— Start MATERIAL PROVIDED —

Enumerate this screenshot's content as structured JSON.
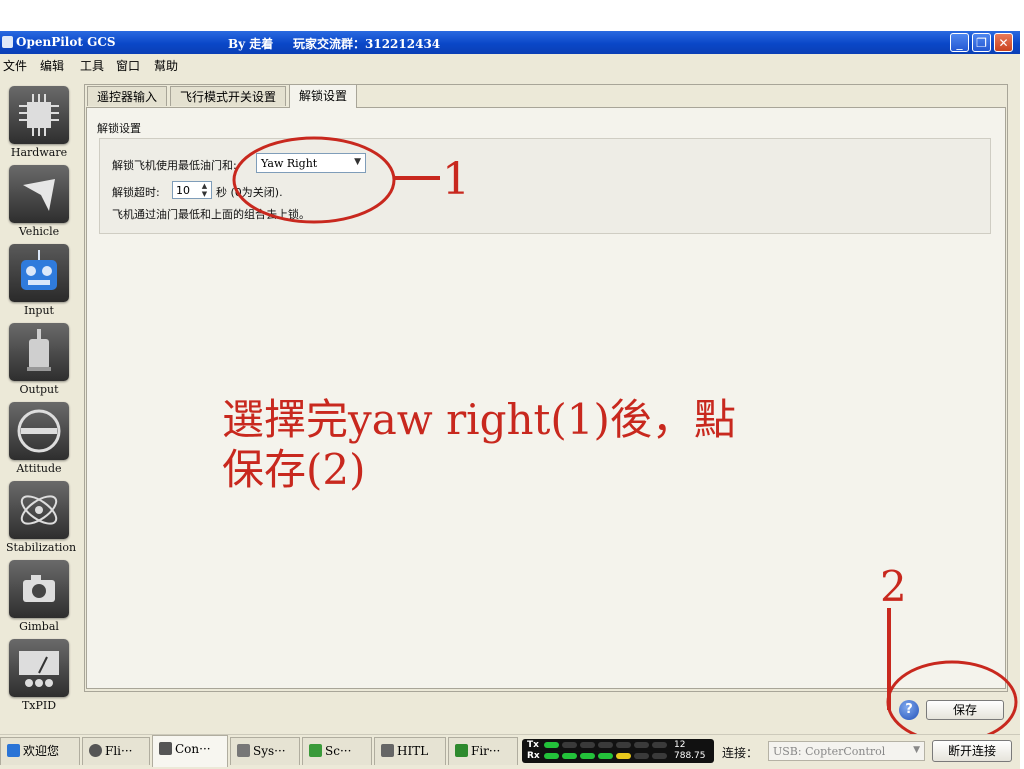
{
  "window": {
    "title": "OpenPilot GCS",
    "title_author": "By 走着",
    "title_group": "玩家交流群：312212434",
    "controls": {
      "minimize": "_",
      "maximize": "❐",
      "close": "✕"
    }
  },
  "menu": {
    "items": [
      "文件",
      "编辑",
      "工具",
      "窗口",
      "幫助"
    ]
  },
  "sidebar": {
    "items": [
      {
        "label": "Hardware",
        "icon": "chip-icon"
      },
      {
        "label": "Vehicle",
        "icon": "aircraft-icon"
      },
      {
        "label": "Input",
        "icon": "transmitter-icon"
      },
      {
        "label": "Output",
        "icon": "motor-icon"
      },
      {
        "label": "Attitude",
        "icon": "level-icon"
      },
      {
        "label": "Stabilization",
        "icon": "gyro-icon"
      },
      {
        "label": "Gimbal",
        "icon": "camera-icon"
      },
      {
        "label": "TxPID",
        "icon": "meter-icon"
      }
    ]
  },
  "tabs": [
    {
      "label": "遥控器输入"
    },
    {
      "label": "飞行模式开关设置"
    },
    {
      "label": "解锁设置"
    }
  ],
  "arming": {
    "section_title": "解锁设置",
    "arm_label": "解锁飞机使用最低油门和:",
    "arm_value": "Yaw Right",
    "timeout_label": "解锁超时:",
    "timeout_value": "10",
    "timeout_suffix": "秒 (0为关闭).",
    "note": "飞机通过油门最低和上面的组合去上锁。"
  },
  "annotations": {
    "marker_1": "1",
    "marker_2": "2",
    "instruction_line1": "選擇完yaw right(1)後，點",
    "instruction_line2": "保存(2)"
  },
  "footer": {
    "help": "?",
    "save_label": "保存"
  },
  "taskbar": {
    "tabs": [
      {
        "label": "欢迎您",
        "icon": "welcome-icon"
      },
      {
        "label": "Fli···",
        "icon": "flight-icon"
      },
      {
        "label": "Con···",
        "icon": "wrench-icon"
      },
      {
        "label": "Sys···",
        "icon": "gears-icon"
      },
      {
        "label": "Sc···",
        "icon": "scope-icon"
      },
      {
        "label": "HITL",
        "icon": "gamepad-icon"
      },
      {
        "label": "Fir···",
        "icon": "firmware-icon"
      }
    ],
    "tx_label": "Tx",
    "rx_label": "Rx",
    "tx_value": "12",
    "rx_value": "788.75",
    "connect_label": "连接：",
    "device": "USB: CopterControl",
    "disconnect_label": "断开连接"
  },
  "colors": {
    "titlebar": "#0a47c8",
    "annotation": "#c8281e",
    "window_bg": "#ece9d8"
  }
}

— End MATERIAL PROVIDED —

Each entry above should be reproduced exactly, with the pictures removed.

THE SOLUTION
Enumerate this screenshot's content as structured JSON.
{
  "window": {
    "title": "OpenPilot GCS",
    "title_author": "By 走着",
    "title_group": "玩家交流群：312212434",
    "controls": {
      "minimize": "_",
      "maximize": "❐",
      "close": "✕"
    }
  },
  "menu": {
    "items": [
      "文件",
      "编辑",
      "工具",
      "窗口",
      "幫助"
    ]
  },
  "sidebar": {
    "items": [
      {
        "label": "Hardware",
        "icon": "chip-icon"
      },
      {
        "label": "Vehicle",
        "icon": "aircraft-icon"
      },
      {
        "label": "Input",
        "icon": "transmitter-icon"
      },
      {
        "label": "Output",
        "icon": "motor-icon"
      },
      {
        "label": "Attitude",
        "icon": "level-icon"
      },
      {
        "label": "Stabilization",
        "icon": "gyro-icon"
      },
      {
        "label": "Gimbal",
        "icon": "camera-icon"
      },
      {
        "label": "TxPID",
        "icon": "meter-icon"
      }
    ]
  },
  "tabs": [
    {
      "label": "遥控器输入"
    },
    {
      "label": "飞行模式开关设置"
    },
    {
      "label": "解锁设置"
    }
  ],
  "arming": {
    "section_title": "解锁设置",
    "arm_label": "解锁飞机使用最低油门和:",
    "arm_value": "Yaw Right",
    "timeout_label": "解锁超时:",
    "timeout_value": "10",
    "timeout_suffix": "秒 (0为关闭).",
    "note": "飞机通过油门最低和上面的组合去上锁。"
  },
  "annotations": {
    "marker_1": "1",
    "marker_2": "2",
    "instruction_line1": "選擇完yaw right(1)後，點",
    "instruction_line2": "保存(2)"
  },
  "footer": {
    "help": "?",
    "save_label": "保存"
  },
  "taskbar": {
    "tabs": [
      {
        "label": "欢迎您",
        "icon": "welcome-icon"
      },
      {
        "label": "Fli···",
        "icon": "flight-icon"
      },
      {
        "label": "Con···",
        "icon": "wrench-icon"
      },
      {
        "label": "Sys···",
        "icon": "gears-icon"
      },
      {
        "label": "Sc···",
        "icon": "scope-icon"
      },
      {
        "label": "HITL",
        "icon": "gamepad-icon"
      },
      {
        "label": "Fir···",
        "icon": "firmware-icon"
      }
    ],
    "tx_label": "Tx",
    "rx_label": "Rx",
    "tx_value": "12",
    "rx_value": "788.75",
    "connect_label": "连接：",
    "device": "USB: CopterControl",
    "disconnect_label": "断开连接"
  },
  "colors": {
    "titlebar": "#0a47c8",
    "annotation": "#c8281e",
    "window_bg": "#ece9d8"
  }
}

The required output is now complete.